(Task brief) Write the data out again exactly, with no pictures.

(Items from a data source)
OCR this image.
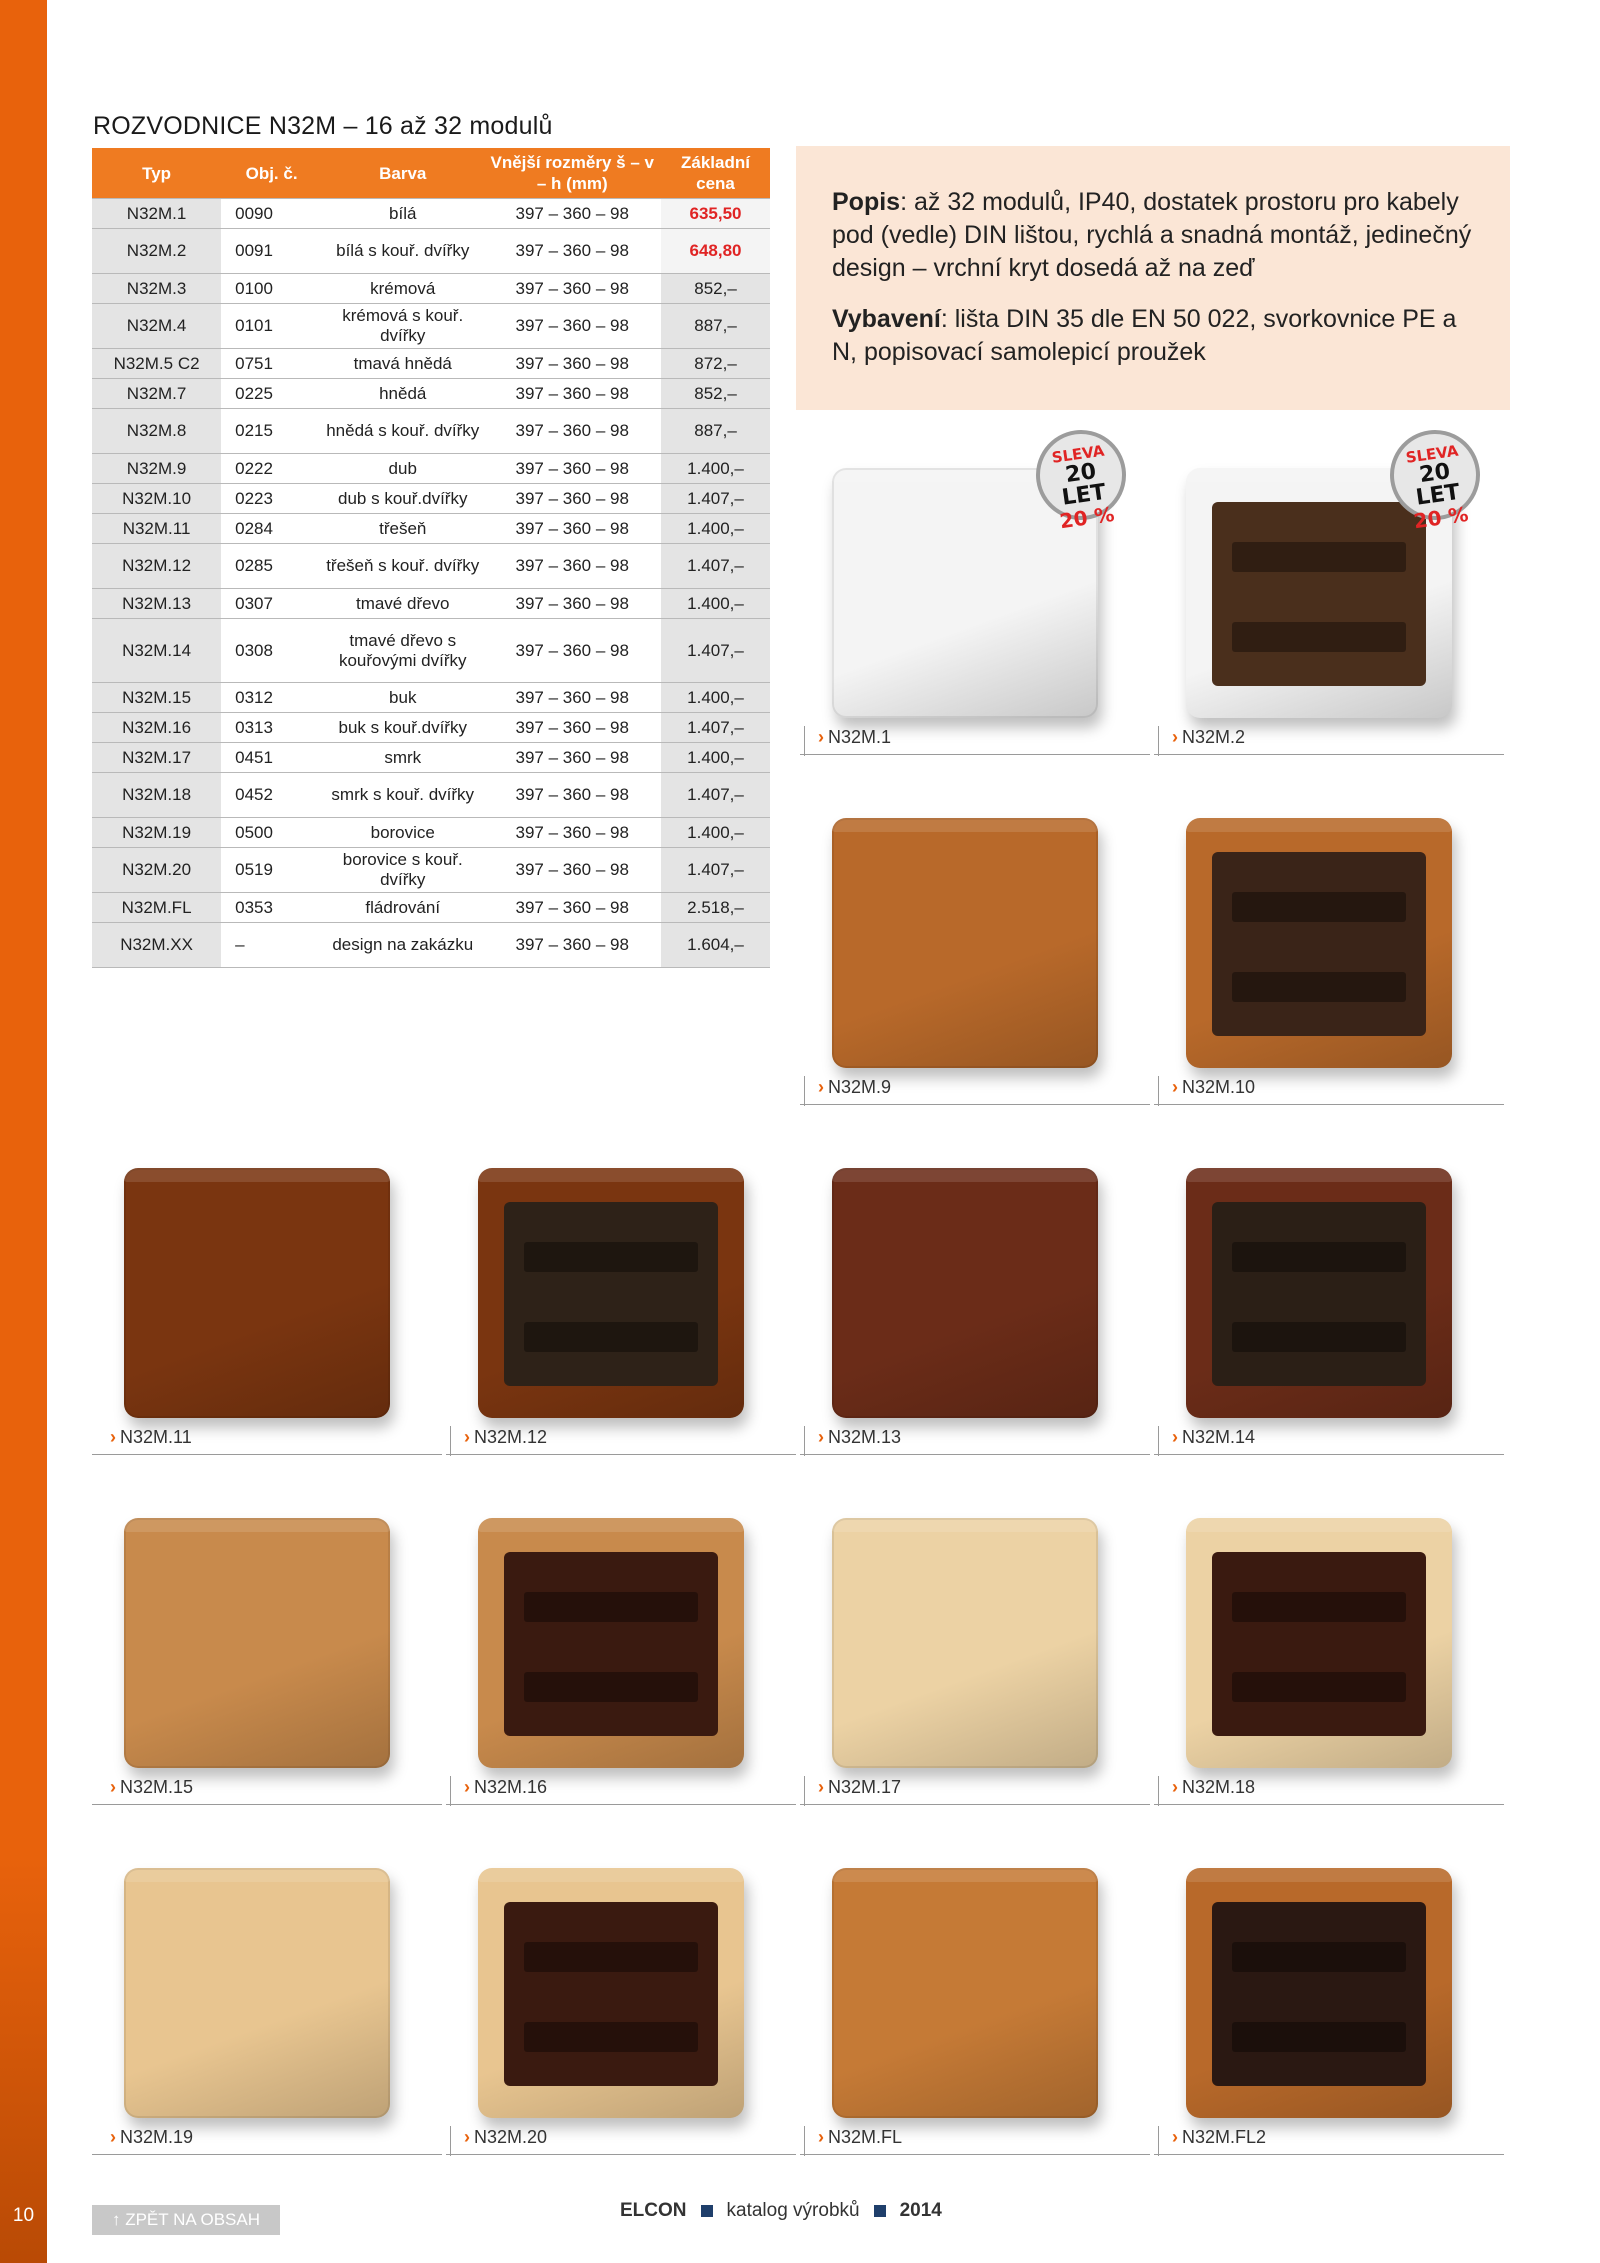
10
ROZVODNICE N32M – 16 až 32 modulů
Typ	Obj. č.	Barva	Vnější rozměry š – v – h (mm)	Základní cena
N32M.1	0090	bílá	397 – 360 – 98	635,50
N32M.2	0091	bílá s kouř. dvířky	397 – 360 – 98	648,80
N32M.3	0100	krémová	397 – 360 – 98	852,–
N32M.4	0101	krémová s kouř. dvířky	397 – 360 – 98	887,–
N32M.5 C2	0751	tmavá hnědá	397 – 360 – 98	872,–
N32M.7	0225	hnědá	397 – 360 – 98	852,–
N32M.8	0215	hnědá s kouř. dvířky	397 – 360 – 98	887,–
N32M.9	0222	dub	397 – 360 – 98	1.400,–
N32M.10	0223	dub s kouř.dvířky	397 – 360 – 98	1.407,–
N32M.11	0284	třešeň	397 – 360 – 98	1.400,–
N32M.12	0285	třešeň s kouř. dvířky	397 – 360 – 98	1.407,–
N32M.13	0307	tmavé dřevo	397 – 360 – 98	1.400,–
N32M.14	0308	tmavé dřevo s kouřovými dvířky	397 – 360 – 98	1.407,–
N32M.15	0312	buk	397 – 360 – 98	1.400,–
N32M.16	0313	buk s kouř.dvířky	397 – 360 – 98	1.407,–
N32M.17	0451	smrk	397 – 360 – 98	1.400,–
N32M.18	0452	smrk s kouř. dvířky	397 – 360 – 98	1.407,–
N32M.19	0500	borovice	397 – 360 – 98	1.400,–
N32M.20	0519	borovice s kouř. dvířky	397 – 360 – 98	1.407,–
N32M.FL	0353	fládrování	397 – 360 – 98	2.518,–
N32M.XX	–	design na zakázku	397 – 360 – 98	1.604,–

Popis: až 32 modulů, IP40, dostatek prostoru pro kabely pod (vedle) DIN lištou, rychlá a snadná montáž, jedinečný design – vrchní kryt dosedá až na zeď

Vybavení: lišta DIN 35 dle EN 50 022, svorkovnice PE a N, popisovací samolepicí proužek

SLEVA
20 LET
20 %
› N32M.1
SLEVA
20 LET
20 %
› N32M.2
› N32M.9	› N32M.10
› N32M.11	› N32M.12	› N32M.13	› N32M.14
› N32M.15	› N32M.16	› N32M.17	› N32M.18
› N32M.19	› N32M.20	› N32M.FL	› N32M.FL2
↑ ZPĚT NA OBSAH	ELCON katalog výrobků 2014
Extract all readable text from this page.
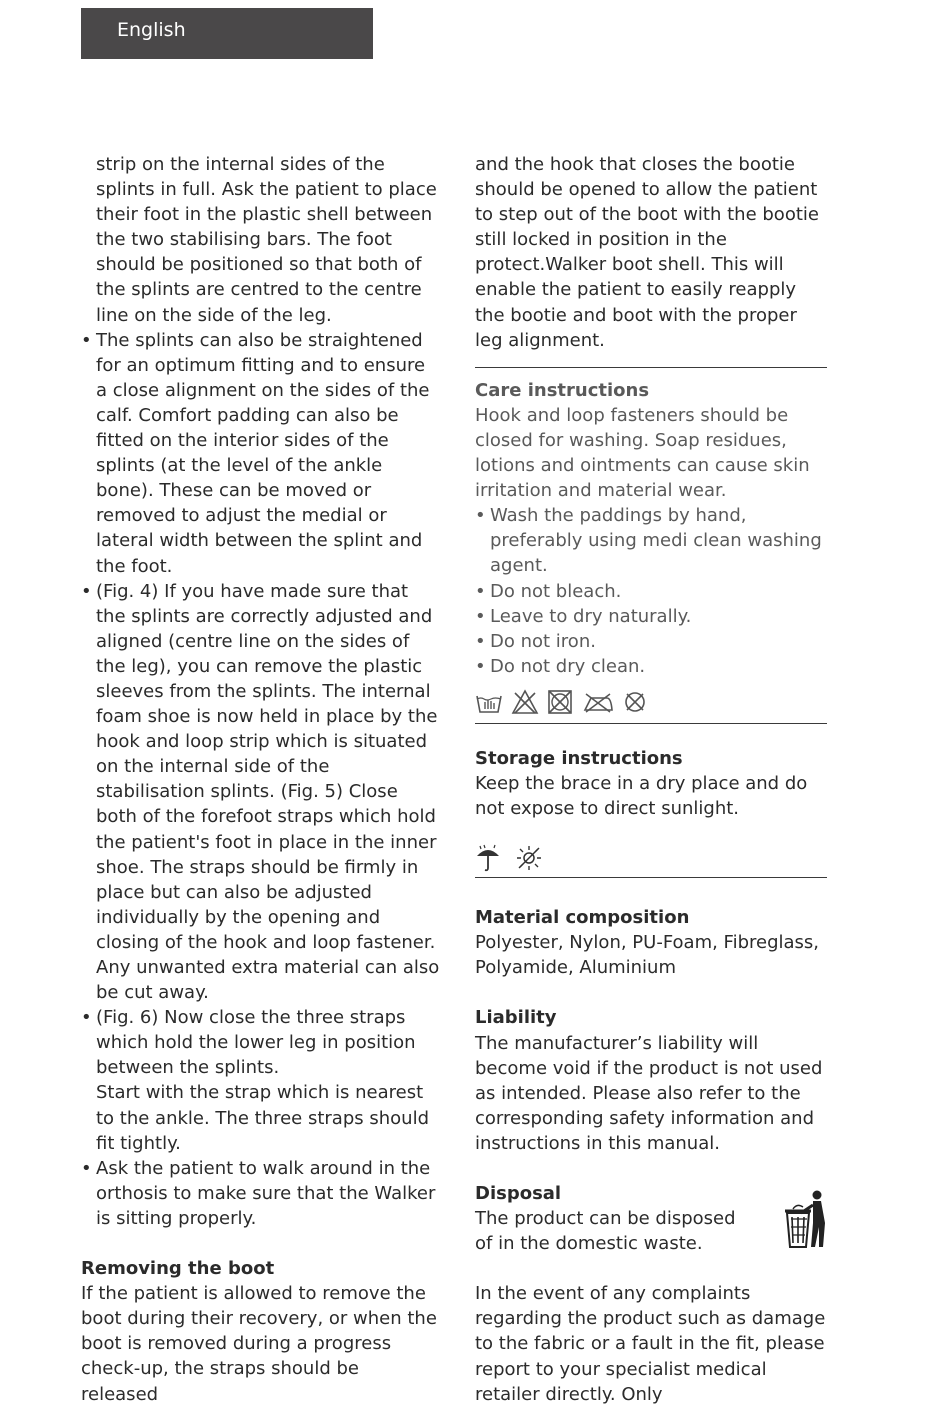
English

strip on the internal sides of the splints in full. Ask the patient to place their foot in the plastic shell between the two stabilising bars. The foot should be positioned so that both of the splints are centred to the centre line on the side of the leg.

• The splints can also be straightened for an optimum fitting and to ensure a close alignment on the sides of the calf. Comfort padding can also be fitted on the interior sides of the splints (at the level of the ankle bone). These can be moved or removed to adjust the medial or lateral width between the splint and the foot.
• (Fig. 4) If you have made sure that the splints are correctly adjusted and aligned (centre line on the sides of the leg), you can remove the plastic sleeves from the splints. The internal foam shoe is now held in place by the hook and loop strip which is situated on the internal side of the stabilisation splints. (Fig. 5) Close both of the forefoot straps which hold the patient's foot in place in the inner shoe. The straps should be firmly in place but can also be adjusted individually by the opening and closing of the hook and loop fastener.
Any unwanted extra material can also be cut away.
• (Fig. 6) Now close the three straps which hold the lower leg in position between the splints.
Start with the strap which is nearest to the ankle. The three straps should fit tightly.
• Ask the patient to walk around in the orthosis to make sure that the Walker is sitting properly.
Removing the boot

If the patient is allowed to remove the boot during their recovery, or when the boot is removed during a progress check-up, the straps should be released

and the hook that closes the bootie should be opened to allow the patient to step out of the boot with the bootie still locked in position in the protect.Walker boot shell. This will enable the patient to easily reapply the bootie and boot with the proper leg alignment.

Care instructions

Hook and loop fasteners should be closed for washing. Soap residues, lotions and ointments can cause skin irritation and material wear.

• Wash the paddings by hand, preferably using medi clean washing agent.
• Do not bleach.
• Leave to dry naturally.
• Do not iron.
• Do not dry clean.
Storage instructions

Keep the brace in a dry place and do not expose to direct sunlight.

Material composition

Polyester, Nylon, PU-Foam, Fibreglass, Polyamide, Aluminium

Liability

The manufacturer’s liability will become void if the product is not used as intended. Please also refer to the corresponding safety information and instructions in this manual.

Disposal

The product can be disposed of in the domestic waste.

In the event of any complaints regarding the product such as damage to the fabric or a fault in the fit, please report to your specialist medical retailer directly. Only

(Solved problem)
OCR this image.
10
ROZVODNICE N32M – 16 až 32 modulů
Typ	Obj. č.	Barva	Vnější rozměry š – v – h (mm)	Základní cena
N32M.1	0090	bílá	397 – 360 – 98	635,50
N32M.2	0091	bílá s kouř. dvířky	397 – 360 – 98	648,80
N32M.3	0100	krémová	397 – 360 – 98	852,–
N32M.4	0101	krémová s kouř. dvířky	397 – 360 – 98	887,–
N32M.5 C2	0751	tmavá hnědá	397 – 360 – 98	872,–
N32M.7	0225	hnědá	397 – 360 – 98	852,–
N32M.8	0215	hnědá s kouř. dvířky	397 – 360 – 98	887,–
N32M.9	0222	dub	397 – 360 – 98	1.400,–
N32M.10	0223	dub s kouř.dvířky	397 – 360 – 98	1.407,–
N32M.11	0284	třešeň	397 – 360 – 98	1.400,–
N32M.12	0285	třešeň s kouř. dvířky	397 – 360 – 98	1.407,–
N32M.13	0307	tmavé dřevo	397 – 360 – 98	1.400,–
N32M.14	0308	tmavé dřevo s kouřovými dvířky	397 – 360 – 98	1.407,–
N32M.15	0312	buk	397 – 360 – 98	1.400,–
N32M.16	0313	buk s kouř.dvířky	397 – 360 – 98	1.407,–
N32M.17	0451	smrk	397 – 360 – 98	1.400,–
N32M.18	0452	smrk s kouř. dvířky	397 – 360 – 98	1.407,–
N32M.19	0500	borovice	397 – 360 – 98	1.400,–
N32M.20	0519	borovice s kouř. dvířky	397 – 360 – 98	1.407,–
N32M.FL	0353	fládrování	397 – 360 – 98	2.518,–
N32M.XX	–	design na zakázku	397 – 360 – 98	1.604,–

Popis: až 32 modulů, IP40, dostatek prostoru pro kabely pod (vedle) DIN lištou, rychlá a snadná montáž, jedinečný design – vrchní kryt dosedá až na zeď

Vybavení: lišta DIN 35 dle EN 50 022, svorkovnice PE a N, popisovací samolepicí proužek

SLEVA
20 LET
20 %
› N32M.1
SLEVA
20 LET
20 %
› N32M.2
› N32M.9	› N32M.10
› N32M.11	› N32M.12	› N32M.13	› N32M.14
› N32M.15	› N32M.16	› N32M.17	› N32M.18
› N32M.19	› N32M.20	› N32M.FL	› N32M.FL2
↑ ZPĚT NA OBSAH	ELCON katalog výrobků 2014
Extract all readable text from this page.
English

strip on the internal sides of the splints in full. Ask the patient to place their foot in the plastic shell between the two stabilising bars. The foot should be positioned so that both of the splints are centred to the centre line on the side of the leg.

• The splints can also be straightened for an optimum fitting and to ensure a close alignment on the sides of the calf. Comfort padding can also be fitted on the interior sides of the splints (at the level of the ankle bone). These can be moved or removed to adjust the medial or lateral width between the splint and the foot.
• (Fig. 4) If you have made sure that the splints are correctly adjusted and aligned (centre line on the sides of the leg), you can remove the plastic sleeves from the splints. The internal foam shoe is now held in place by the hook and loop strip which is situated on the internal side of the stabilisation splints. (Fig. 5) Close both of the forefoot straps which hold the patient's foot in place in the inner shoe. The straps should be firmly in place but can also be adjusted individually by the opening and closing of the hook and loop fastener.
Any unwanted extra material can also be cut away.
• (Fig. 6) Now close the three straps which hold the lower leg in position between the splints.
Start with the strap which is nearest to the ankle. The three straps should fit tightly.
• Ask the patient to walk around in the orthosis to make sure that the Walker is sitting properly.
Removing the boot

If the patient is allowed to remove the boot during their recovery, or when the boot is removed during a progress check-up, the straps should be released

and the hook that closes the bootie should be opened to allow the patient to step out of the boot with the bootie still locked in position in the protect.Walker boot shell. This will enable the patient to easily reapply the bootie and boot with the proper leg alignment.

Care instructions

Hook and loop fasteners should be closed for washing. Soap residues, lotions and ointments can cause skin irritation and material wear.

• Wash the paddings by hand, preferably using medi clean washing agent.
• Do not bleach.
• Leave to dry naturally.
• Do not iron.
• Do not dry clean.
Storage instructions

Keep the brace in a dry place and do not expose to direct sunlight.

Material composition

Polyester, Nylon, PU-Foam, Fibreglass, Polyamide, Aluminium

Liability

The manufacturer’s liability will become void if the product is not used as intended. Please also refer to the corresponding safety information and instructions in this manual.

Disposal

The product can be disposed of in the domestic waste.

In the event of any complaints regarding the product such as damage to the fabric or a fault in the fit, please report to your specialist medical retailer directly. Only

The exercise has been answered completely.